EXERCISE – Reproduce the listing below word for word, with no pictures.

[Lines of data]
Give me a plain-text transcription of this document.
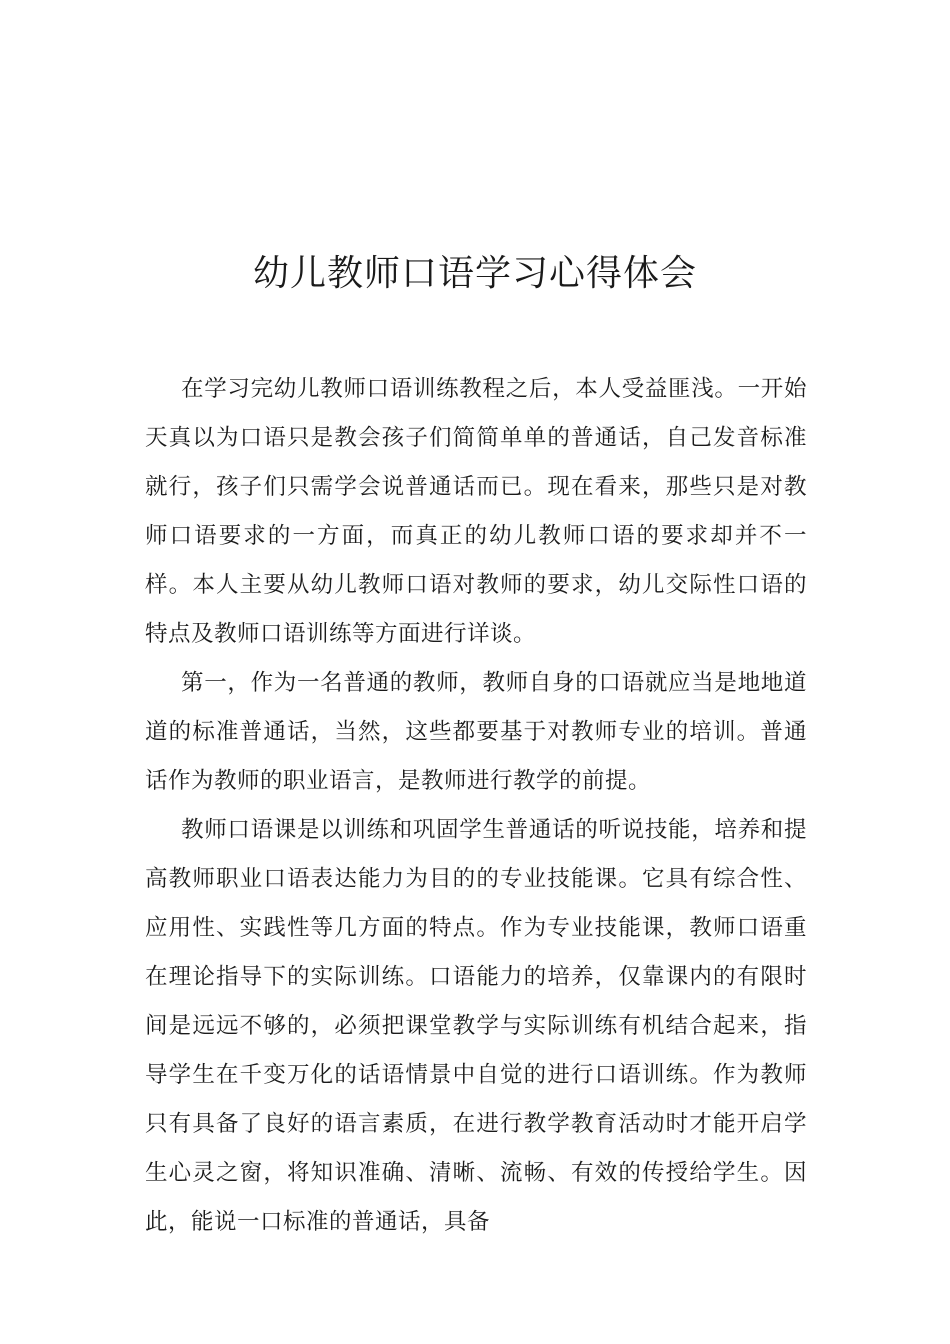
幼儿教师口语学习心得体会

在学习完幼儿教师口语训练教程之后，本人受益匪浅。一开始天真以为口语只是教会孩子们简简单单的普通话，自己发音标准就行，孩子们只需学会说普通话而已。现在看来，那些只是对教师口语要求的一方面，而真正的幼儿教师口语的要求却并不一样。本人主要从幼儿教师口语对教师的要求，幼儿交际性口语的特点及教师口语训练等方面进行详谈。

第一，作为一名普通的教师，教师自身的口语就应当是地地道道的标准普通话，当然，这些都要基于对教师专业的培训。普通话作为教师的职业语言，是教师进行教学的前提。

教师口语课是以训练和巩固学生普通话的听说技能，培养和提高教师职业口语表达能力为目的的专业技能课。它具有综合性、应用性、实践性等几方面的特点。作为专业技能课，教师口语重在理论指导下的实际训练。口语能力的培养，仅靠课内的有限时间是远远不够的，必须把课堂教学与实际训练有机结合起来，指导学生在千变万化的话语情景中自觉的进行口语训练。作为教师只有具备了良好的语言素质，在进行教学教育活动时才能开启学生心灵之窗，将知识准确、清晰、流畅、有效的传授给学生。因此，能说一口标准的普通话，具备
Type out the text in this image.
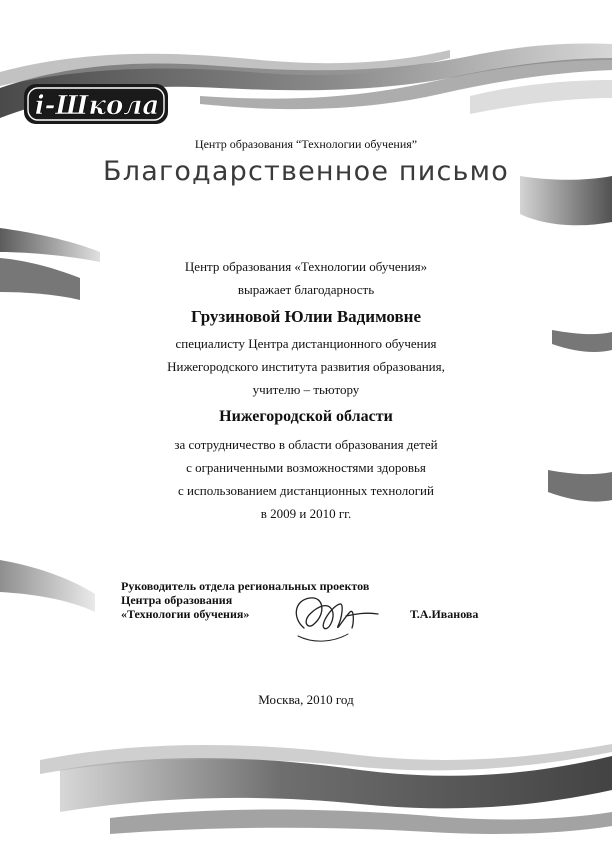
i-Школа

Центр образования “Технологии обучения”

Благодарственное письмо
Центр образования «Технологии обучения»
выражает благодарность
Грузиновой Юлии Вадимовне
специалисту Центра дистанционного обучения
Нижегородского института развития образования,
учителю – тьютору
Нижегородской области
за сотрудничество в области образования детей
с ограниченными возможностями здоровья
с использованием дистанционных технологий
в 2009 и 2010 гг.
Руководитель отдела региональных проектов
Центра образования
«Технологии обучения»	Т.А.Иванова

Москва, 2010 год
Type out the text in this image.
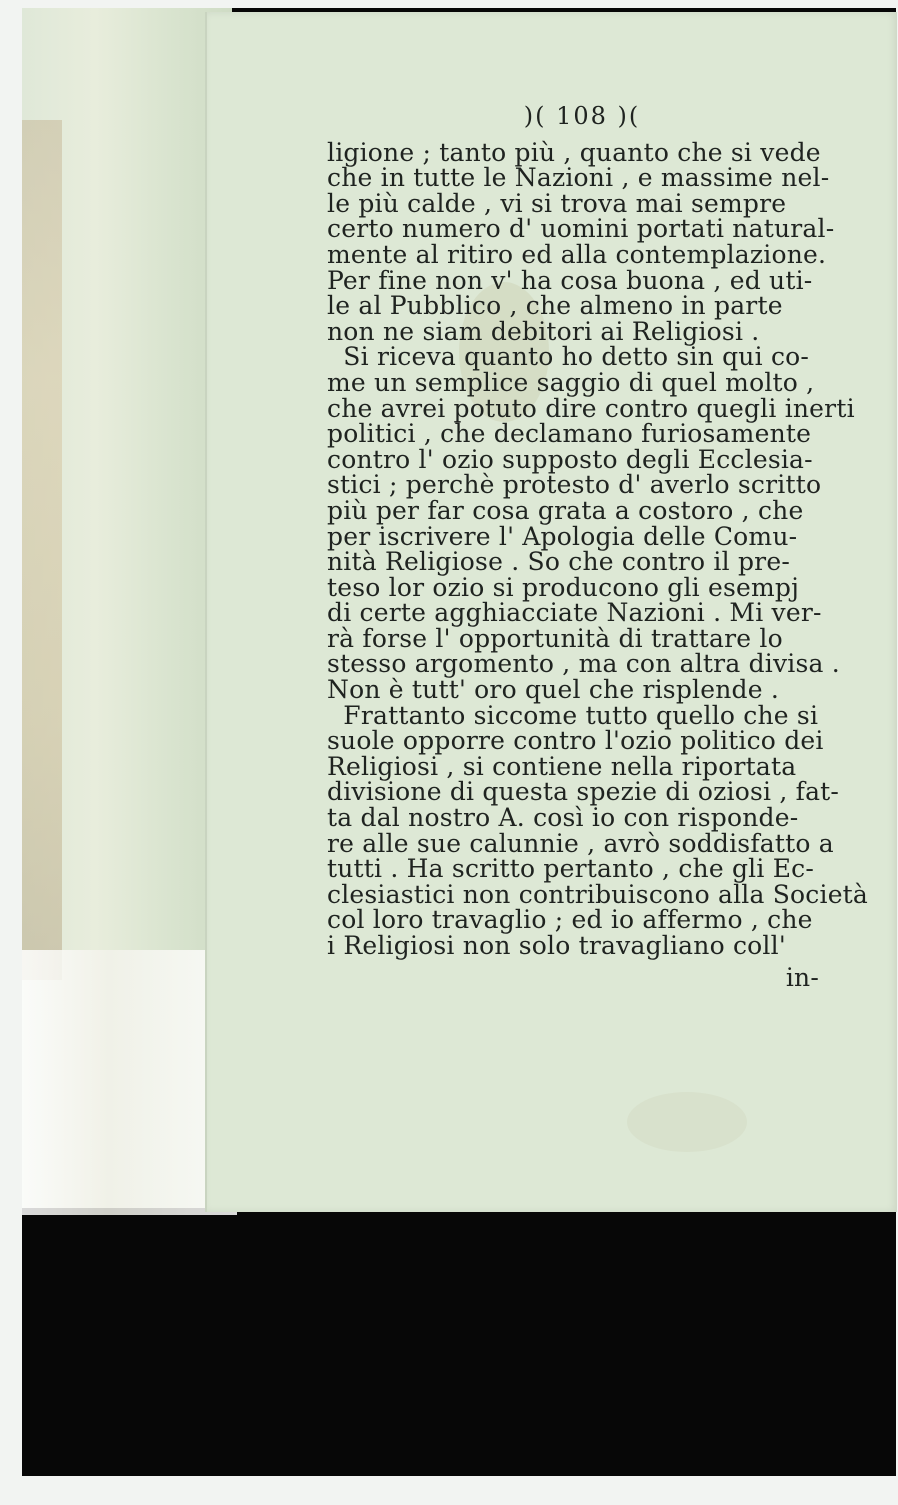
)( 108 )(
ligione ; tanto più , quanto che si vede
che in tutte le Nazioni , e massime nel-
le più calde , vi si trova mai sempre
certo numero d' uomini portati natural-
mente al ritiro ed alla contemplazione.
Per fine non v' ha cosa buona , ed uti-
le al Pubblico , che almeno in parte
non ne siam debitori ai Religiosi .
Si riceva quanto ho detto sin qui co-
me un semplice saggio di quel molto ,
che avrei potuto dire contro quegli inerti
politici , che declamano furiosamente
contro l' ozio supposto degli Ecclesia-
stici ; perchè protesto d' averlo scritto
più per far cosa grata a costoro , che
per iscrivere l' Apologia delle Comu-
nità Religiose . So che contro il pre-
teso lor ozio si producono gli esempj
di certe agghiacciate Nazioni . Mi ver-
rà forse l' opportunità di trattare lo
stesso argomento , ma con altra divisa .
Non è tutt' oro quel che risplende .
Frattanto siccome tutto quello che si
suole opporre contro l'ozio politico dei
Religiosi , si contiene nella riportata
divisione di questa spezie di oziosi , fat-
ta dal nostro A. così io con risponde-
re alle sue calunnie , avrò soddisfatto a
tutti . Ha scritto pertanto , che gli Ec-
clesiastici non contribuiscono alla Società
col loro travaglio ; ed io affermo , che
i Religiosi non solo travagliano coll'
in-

OUTPUT BELOW –
Give me a plain-text transcription of this document.
幼儿教师口语学习心得体会

在学习完幼儿教师口语训练教程之后，本人受益匪浅。一开始天真以为口语只是教会孩子们简简单单的普通话，自己发音标准就行，孩子们只需学会说普通话而已。现在看来，那些只是对教师口语要求的一方面，而真正的幼儿教师口语的要求却并不一样。本人主要从幼儿教师口语对教师的要求，幼儿交际性口语的特点及教师口语训练等方面进行详谈。

第一，作为一名普通的教师，教师自身的口语就应当是地地道道的标准普通话，当然，这些都要基于对教师专业的培训。普通话作为教师的职业语言，是教师进行教学的前提。

教师口语课是以训练和巩固学生普通话的听说技能，培养和提高教师职业口语表达能力为目的的专业技能课。它具有综合性、应用性、实践性等几方面的特点。作为专业技能课，教师口语重在理论指导下的实际训练。口语能力的培养，仅靠课内的有限时间是远远不够的，必须把课堂教学与实际训练有机结合起来，指导学生在千变万化的话语情景中自觉的进行口语训练。作为教师只有具备了良好的语言素质，在进行教学教育活动时才能开启学生心灵之窗，将知识准确、清晰、流畅、有效的传授给学生。因此，能说一口标准的普通话，具备
Type out the text in this image.
i-Школа

Центр образования “Технологии обучения”

Благодарственное письмо
Центр образования «Технологии обучения»
выражает благодарность
Грузиновой Юлии Вадимовне
специалисту Центра дистанционного обучения
Нижегородского института развития образования,
учителю – тьютору
Нижегородской области
за сотрудничество в области образования детей
с ограниченными возможностями здоровья
с использованием дистанционных технологий
в 2009 и 2010 гг.
Руководитель отдела региональных проектов
Центра образования
«Технологии обучения»	Т.А.Иванова

Москва, 2010 год
Type out the text in this image.
)( 108 )(
ligione ; tanto più , quanto che si vede
che in tutte le Nazioni , e massime nel-
le più calde , vi si trova mai sempre
certo numero d' uomini portati natural-
mente al ritiro ed alla contemplazione.
Per fine non v' ha cosa buona , ed uti-
le al Pubblico , che almeno in parte
non ne siam debitori ai Religiosi .
Si riceva quanto ho detto sin qui co-
me un semplice saggio di quel molto ,
che avrei potuto dire contro quegli inerti
politici , che declamano furiosamente
contro l' ozio supposto degli Ecclesia-
stici ; perchè protesto d' averlo scritto
più per far cosa grata a costoro , che
per iscrivere l' Apologia delle Comu-
nità Religiose . So che contro il pre-
teso lor ozio si producono gli esempj
di certe agghiacciate Nazioni . Mi ver-
rà forse l' opportunità di trattare lo
stesso argomento , ma con altra divisa .
Non è tutt' oro quel che risplende .
Frattanto siccome tutto quello che si
suole opporre contro l'ozio politico dei
Religiosi , si contiene nella riportata
divisione di questa spezie di oziosi , fat-
ta dal nostro A. così io con risponde-
re alle sue calunnie , avrò soddisfatto a
tutti . Ha scritto pertanto , che gli Ec-
clesiastici non contribuiscono alla Società
col loro travaglio ; ed io affermo , che
i Religiosi non solo travagliano coll'
in-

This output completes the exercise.